Work out how many lines have "эксплуатационных" in them. Give only that number.

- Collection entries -

__________________________________________________

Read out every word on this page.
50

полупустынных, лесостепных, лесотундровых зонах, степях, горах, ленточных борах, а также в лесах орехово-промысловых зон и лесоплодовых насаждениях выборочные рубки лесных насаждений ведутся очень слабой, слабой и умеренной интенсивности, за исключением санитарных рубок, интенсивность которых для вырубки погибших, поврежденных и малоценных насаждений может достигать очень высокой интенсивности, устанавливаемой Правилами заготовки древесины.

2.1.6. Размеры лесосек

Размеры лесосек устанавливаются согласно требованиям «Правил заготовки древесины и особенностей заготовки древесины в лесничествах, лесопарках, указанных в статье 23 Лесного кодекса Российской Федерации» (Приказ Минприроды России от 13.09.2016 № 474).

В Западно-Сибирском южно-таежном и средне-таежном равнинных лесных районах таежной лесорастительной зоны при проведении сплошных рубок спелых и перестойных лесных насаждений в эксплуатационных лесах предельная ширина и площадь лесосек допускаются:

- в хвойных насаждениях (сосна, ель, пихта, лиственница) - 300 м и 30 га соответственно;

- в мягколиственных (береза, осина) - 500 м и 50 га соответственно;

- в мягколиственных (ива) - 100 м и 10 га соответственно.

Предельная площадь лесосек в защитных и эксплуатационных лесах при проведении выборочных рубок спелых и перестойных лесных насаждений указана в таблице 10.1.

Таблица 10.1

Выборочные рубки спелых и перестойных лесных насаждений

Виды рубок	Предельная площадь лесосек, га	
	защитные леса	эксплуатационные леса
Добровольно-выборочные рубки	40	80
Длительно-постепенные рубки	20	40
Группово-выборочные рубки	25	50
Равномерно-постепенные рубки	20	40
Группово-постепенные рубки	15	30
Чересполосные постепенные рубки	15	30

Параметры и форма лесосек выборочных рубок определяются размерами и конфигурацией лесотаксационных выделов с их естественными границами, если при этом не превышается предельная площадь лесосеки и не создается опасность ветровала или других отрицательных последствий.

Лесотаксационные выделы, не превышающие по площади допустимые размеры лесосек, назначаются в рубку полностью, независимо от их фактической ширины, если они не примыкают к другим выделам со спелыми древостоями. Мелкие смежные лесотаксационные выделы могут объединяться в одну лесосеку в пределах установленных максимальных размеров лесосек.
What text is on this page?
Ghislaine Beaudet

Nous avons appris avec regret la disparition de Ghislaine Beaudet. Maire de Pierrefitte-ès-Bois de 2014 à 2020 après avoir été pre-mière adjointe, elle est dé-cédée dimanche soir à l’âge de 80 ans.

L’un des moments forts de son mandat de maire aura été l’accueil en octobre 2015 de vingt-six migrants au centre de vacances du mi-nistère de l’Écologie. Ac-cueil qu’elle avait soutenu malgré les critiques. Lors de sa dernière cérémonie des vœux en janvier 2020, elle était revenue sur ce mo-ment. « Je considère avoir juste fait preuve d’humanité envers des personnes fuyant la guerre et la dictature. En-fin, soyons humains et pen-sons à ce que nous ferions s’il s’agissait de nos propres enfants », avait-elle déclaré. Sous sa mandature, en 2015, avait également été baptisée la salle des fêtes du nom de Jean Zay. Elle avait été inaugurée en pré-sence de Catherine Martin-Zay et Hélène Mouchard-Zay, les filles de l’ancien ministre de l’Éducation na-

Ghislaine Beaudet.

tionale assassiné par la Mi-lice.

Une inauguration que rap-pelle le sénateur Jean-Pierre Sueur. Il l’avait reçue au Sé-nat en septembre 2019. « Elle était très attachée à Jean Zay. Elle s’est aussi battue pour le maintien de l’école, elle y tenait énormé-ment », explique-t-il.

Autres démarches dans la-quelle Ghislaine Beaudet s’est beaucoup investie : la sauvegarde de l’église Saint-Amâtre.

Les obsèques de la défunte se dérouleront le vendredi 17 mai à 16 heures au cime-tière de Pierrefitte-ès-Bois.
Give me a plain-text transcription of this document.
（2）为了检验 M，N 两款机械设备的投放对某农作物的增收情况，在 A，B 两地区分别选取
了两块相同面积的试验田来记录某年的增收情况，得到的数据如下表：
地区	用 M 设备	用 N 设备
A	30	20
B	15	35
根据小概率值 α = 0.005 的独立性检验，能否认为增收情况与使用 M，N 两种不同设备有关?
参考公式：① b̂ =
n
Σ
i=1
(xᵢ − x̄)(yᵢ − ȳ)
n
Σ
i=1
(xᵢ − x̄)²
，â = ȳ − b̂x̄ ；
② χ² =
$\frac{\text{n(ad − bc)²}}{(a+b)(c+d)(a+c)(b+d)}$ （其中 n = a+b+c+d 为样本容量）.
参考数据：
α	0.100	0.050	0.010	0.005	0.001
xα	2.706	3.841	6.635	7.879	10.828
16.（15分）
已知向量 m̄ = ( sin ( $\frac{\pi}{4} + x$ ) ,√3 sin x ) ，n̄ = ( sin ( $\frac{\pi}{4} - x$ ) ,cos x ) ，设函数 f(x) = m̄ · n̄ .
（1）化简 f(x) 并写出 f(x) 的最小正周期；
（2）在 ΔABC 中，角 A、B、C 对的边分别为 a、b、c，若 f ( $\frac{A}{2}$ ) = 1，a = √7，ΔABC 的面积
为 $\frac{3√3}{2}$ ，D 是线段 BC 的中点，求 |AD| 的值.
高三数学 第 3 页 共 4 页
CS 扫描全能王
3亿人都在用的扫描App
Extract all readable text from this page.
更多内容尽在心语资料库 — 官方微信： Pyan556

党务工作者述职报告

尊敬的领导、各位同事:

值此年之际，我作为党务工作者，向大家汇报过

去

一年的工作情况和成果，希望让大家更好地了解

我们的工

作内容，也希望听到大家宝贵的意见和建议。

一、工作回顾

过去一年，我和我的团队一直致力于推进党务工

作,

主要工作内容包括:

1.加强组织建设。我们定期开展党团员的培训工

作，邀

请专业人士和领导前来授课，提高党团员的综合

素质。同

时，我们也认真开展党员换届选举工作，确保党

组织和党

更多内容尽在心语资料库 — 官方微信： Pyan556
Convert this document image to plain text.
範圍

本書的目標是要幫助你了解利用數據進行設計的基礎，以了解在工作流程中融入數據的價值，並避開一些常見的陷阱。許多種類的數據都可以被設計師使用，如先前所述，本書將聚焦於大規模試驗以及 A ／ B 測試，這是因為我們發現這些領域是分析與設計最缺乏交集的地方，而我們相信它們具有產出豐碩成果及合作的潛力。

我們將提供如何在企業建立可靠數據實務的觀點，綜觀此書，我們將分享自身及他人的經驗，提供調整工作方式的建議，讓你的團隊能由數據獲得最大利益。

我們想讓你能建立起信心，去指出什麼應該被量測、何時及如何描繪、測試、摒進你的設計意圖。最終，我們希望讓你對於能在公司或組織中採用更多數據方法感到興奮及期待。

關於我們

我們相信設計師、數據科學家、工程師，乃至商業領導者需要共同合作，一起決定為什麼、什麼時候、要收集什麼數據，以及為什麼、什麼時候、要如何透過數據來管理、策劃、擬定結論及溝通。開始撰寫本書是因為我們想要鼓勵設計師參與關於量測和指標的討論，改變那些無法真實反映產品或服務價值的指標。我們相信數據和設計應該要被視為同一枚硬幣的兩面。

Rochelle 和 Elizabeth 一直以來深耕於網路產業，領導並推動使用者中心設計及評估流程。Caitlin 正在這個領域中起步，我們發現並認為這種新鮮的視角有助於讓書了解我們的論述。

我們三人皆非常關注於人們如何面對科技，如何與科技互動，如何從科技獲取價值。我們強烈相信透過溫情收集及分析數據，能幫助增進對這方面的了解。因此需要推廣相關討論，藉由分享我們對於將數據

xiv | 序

__________________________________________________

- Response below -
2